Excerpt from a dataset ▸
####################

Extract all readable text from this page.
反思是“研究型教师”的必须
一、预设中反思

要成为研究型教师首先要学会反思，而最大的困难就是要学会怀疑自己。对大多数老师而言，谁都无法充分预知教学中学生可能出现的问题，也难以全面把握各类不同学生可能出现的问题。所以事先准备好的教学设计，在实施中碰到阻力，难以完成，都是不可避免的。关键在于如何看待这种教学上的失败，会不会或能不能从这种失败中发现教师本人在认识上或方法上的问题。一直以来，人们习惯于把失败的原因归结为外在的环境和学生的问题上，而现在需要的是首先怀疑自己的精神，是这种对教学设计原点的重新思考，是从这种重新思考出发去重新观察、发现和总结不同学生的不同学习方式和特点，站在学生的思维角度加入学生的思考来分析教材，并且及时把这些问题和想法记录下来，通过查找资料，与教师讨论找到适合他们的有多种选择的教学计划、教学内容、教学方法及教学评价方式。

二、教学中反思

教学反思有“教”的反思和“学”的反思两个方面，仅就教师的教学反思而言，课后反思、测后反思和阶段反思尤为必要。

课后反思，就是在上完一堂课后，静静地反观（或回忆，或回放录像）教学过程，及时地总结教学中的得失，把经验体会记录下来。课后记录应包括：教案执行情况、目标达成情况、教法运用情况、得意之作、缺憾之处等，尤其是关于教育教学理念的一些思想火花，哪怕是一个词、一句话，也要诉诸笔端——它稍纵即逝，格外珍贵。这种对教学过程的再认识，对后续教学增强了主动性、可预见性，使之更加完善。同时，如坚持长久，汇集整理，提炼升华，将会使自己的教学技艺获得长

####################

Copy every line of the listing that contains the word "课后反思".

Response to this task ▸
教学反思有“教”的反思和“学”的反思两个方面，仅就教师的教学反思而言，课后反思、测后反思和阶段反思尤为必要。
课后反思，就是在上完一堂课后，静静地反观（或回忆，或回放录像）教学过程，及时地总结教学中的得失，把经验体会记录下来。课后记录应包括：教案执行情况、目标达成情况、教法运用情况、得意之作、缺憾之处等，尤其是关于教育教学理念的一些思想火花，哪怕是一个词、一句话，也要诉诸笔端——它稍纵即逝，格外珍贵。这种对教学过程的再认识，对后续教学增强了主动性、可预见性，使之更加完善。同时，如坚持长久，汇集整理，提炼升华，将会使自己的教学技艺获得长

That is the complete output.